**Direction**.
Write out the complete material exactly as it stands.

**Available records**.
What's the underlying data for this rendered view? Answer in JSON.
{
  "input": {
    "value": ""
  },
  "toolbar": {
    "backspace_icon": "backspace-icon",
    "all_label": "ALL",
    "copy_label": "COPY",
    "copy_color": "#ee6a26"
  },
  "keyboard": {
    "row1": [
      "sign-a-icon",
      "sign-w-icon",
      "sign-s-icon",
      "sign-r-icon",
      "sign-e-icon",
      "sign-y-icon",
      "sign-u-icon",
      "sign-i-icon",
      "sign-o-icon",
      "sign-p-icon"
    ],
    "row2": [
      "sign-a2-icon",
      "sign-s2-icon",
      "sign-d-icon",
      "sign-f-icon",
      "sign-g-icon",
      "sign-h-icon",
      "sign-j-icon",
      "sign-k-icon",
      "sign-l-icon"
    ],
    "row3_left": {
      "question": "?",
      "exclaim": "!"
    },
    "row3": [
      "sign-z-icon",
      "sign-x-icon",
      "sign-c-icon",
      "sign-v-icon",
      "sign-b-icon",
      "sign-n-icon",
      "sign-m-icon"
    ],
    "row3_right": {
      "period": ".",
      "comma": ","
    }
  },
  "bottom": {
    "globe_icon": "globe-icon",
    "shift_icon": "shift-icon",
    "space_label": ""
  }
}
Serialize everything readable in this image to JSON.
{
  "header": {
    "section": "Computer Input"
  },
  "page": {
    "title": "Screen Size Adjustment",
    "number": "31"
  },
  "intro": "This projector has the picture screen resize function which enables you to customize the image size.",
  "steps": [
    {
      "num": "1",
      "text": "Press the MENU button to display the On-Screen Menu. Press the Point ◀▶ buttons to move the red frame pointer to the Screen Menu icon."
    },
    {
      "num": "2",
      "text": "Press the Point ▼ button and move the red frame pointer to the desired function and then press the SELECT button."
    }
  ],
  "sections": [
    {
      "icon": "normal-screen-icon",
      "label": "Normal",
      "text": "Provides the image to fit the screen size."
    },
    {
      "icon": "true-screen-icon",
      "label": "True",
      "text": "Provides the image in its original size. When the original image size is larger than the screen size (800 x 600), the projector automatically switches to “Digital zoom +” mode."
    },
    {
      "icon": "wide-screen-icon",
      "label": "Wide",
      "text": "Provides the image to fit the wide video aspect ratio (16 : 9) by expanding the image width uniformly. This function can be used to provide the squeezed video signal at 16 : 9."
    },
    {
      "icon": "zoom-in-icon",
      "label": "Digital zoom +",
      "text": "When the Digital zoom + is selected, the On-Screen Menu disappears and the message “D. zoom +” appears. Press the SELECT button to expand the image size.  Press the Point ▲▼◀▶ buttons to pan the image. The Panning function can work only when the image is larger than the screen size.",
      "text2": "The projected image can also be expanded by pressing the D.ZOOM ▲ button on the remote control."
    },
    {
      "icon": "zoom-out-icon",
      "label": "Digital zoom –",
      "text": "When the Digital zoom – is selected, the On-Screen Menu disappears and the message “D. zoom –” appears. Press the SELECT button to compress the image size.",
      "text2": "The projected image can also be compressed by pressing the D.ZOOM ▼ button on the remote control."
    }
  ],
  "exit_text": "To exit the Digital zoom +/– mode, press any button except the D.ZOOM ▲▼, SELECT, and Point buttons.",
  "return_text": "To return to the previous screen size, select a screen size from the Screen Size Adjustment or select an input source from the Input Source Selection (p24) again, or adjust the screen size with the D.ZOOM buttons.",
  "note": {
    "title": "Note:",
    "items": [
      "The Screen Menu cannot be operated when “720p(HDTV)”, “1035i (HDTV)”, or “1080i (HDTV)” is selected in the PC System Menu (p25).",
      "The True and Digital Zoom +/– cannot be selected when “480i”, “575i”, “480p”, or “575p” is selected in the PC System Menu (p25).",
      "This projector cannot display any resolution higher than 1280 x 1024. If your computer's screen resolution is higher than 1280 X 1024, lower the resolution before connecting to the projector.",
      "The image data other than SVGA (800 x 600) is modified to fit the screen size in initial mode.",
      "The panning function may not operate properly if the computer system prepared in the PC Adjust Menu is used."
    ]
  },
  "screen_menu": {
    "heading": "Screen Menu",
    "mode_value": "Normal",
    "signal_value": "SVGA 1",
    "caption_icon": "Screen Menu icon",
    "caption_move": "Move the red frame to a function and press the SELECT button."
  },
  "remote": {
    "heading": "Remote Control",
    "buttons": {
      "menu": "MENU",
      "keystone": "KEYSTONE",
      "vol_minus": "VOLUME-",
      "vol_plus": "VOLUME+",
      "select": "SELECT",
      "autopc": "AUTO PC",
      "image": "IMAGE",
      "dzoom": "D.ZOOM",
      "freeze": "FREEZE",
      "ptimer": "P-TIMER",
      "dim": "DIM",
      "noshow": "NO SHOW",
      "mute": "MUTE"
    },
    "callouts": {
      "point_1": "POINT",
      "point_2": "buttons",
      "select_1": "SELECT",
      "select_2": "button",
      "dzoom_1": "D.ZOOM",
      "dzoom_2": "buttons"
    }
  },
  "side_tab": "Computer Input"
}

**Correct output**.
What's the underlying data for this rendered view? Answer in JSON.
{
  "input": {
    "value": ""
  },
  "toolbar": {
    "backspace_icon": "backspace-icon",
    "all_label": "ALL",
    "copy_label": "COPY",
    "copy_color": "#ee6a26"
  },
  "keyboard": {
    "row1": [
      "sign-a-icon",
      "sign-w-icon",
      "sign-s-icon",
      "sign-r-icon",
      "sign-e-icon",
      "sign-y-icon",
      "sign-u-icon",
      "sign-i-icon",
      "sign-o-icon",
      "sign-p-icon"
    ],
    "row2": [
      "sign-a2-icon",
      "sign-s2-icon",
      "sign-d-icon",
      "sign-f-icon",
      "sign-g-icon",
      "sign-h-icon",
      "sign-j-icon",
      "sign-k-icon",
      "sign-l-icon"
    ],
    "row3_left": {
      "question": "?",
      "exclaim": "!"
    },
    "row3": [
      "sign-z-icon",
      "sign-x-icon",
      "sign-c-icon",
      "sign-v-icon",
      "sign-b-icon",
      "sign-n-icon",
      "sign-m-icon"
    ],
    "row3_right": {
      "period": ".",
      "comma": ","
    }
  },
  "bottom": {
    "globe_icon": "globe-icon",
    "shift_icon": "shift-icon",
    "space_label": ""
  }
}
Serialize everything readable in this image to JSON.
{
  "header": {
    "section": "Computer Input"
  },
  "page": {
    "title": "Screen Size Adjustment",
    "number": "31"
  },
  "intro": "This projector has the picture screen resize function which enables you to customize the image size.",
  "steps": [
    {
      "num": "1",
      "text": "Press the MENU button to display the On-Screen Menu. Press the Point ◀▶ buttons to move the red frame pointer to the Screen Menu icon."
    },
    {
      "num": "2",
      "text": "Press the Point ▼ button and move the red frame pointer to the desired function and then press the SELECT button."
    }
  ],
  "sections": [
    {
      "icon": "normal-screen-icon",
      "label": "Normal",
      "text": "Provides the image to fit the screen size."
    },
    {
      "icon": "true-screen-icon",
      "label": "True",
      "text": "Provides the image in its original size. When the original image size is larger than the screen size (800 x 600), the projector automatically switches to “Digital zoom +” mode."
    },
    {
      "icon": "wide-screen-icon",
      "label": "Wide",
      "text": "Provides the image to fit the wide video aspect ratio (16 : 9) by expanding the image width uniformly. This function can be used to provide the squeezed video signal at 16 : 9."
    },
    {
      "icon": "zoom-in-icon",
      "label": "Digital zoom +",
      "text": "When the Digital zoom + is selected, the On-Screen Menu disappears and the message “D. zoom +” appears. Press the SELECT button to expand the image size.  Press the Point ▲▼◀▶ buttons to pan the image. The Panning function can work only when the image is larger than the screen size.",
      "text2": "The projected image can also be expanded by pressing the D.ZOOM ▲ button on the remote control."
    },
    {
      "icon": "zoom-out-icon",
      "label": "Digital zoom –",
      "text": "When the Digital zoom – is selected, the On-Screen Menu disappears and the message “D. zoom –” appears. Press the SELECT button to compress the image size.",
      "text2": "The projected image can also be compressed by pressing the D.ZOOM ▼ button on the remote control."
    }
  ],
  "exit_text": "To exit the Digital zoom +/– mode, press any button except the D.ZOOM ▲▼, SELECT, and Point buttons.",
  "return_text": "To return to the previous screen size, select a screen size from the Screen Size Adjustment or select an input source from the Input Source Selection (p24) again, or adjust the screen size with the D.ZOOM buttons.",
  "note": {
    "title": "Note:",
    "items": [
      "The Screen Menu cannot be operated when “720p(HDTV)”, “1035i (HDTV)”, or “1080i (HDTV)” is selected in the PC System Menu (p25).",
      "The True and Digital Zoom +/– cannot be selected when “480i”, “575i”, “480p”, or “575p” is selected in the PC System Menu (p25).",
      "This projector cannot display any resolution higher than 1280 x 1024. If your computer's screen resolution is higher than 1280 X 1024, lower the resolution before connecting to the projector.",
      "The image data other than SVGA (800 x 600) is modified to fit the screen size in initial mode.",
      "The panning function may not operate properly if the computer system prepared in the PC Adjust Menu is used."
    ]
  },
  "screen_menu": {
    "heading": "Screen Menu",
    "mode_value": "Normal",
    "signal_value": "SVGA 1",
    "caption_icon": "Screen Menu icon",
    "caption_move": "Move the red frame to a function and press the SELECT button."
  },
  "remote": {
    "heading": "Remote Control",
    "buttons": {
      "menu": "MENU",
      "keystone": "KEYSTONE",
      "vol_minus": "VOLUME-",
      "vol_plus": "VOLUME+",
      "select": "SELECT",
      "autopc": "AUTO PC",
      "image": "IMAGE",
      "dzoom": "D.ZOOM",
      "freeze": "FREEZE",
      "ptimer": "P-TIMER",
      "dim": "DIM",
      "noshow": "NO SHOW",
      "mute": "MUTE"
    },
    "callouts": {
      "point_1": "POINT",
      "point_2": "buttons",
      "select_1": "SELECT",
      "select_2": "button",
      "dzoom_1": "D.ZOOM",
      "dzoom_2": "buttons"
    }
  },
  "side_tab": "Computer Input"
}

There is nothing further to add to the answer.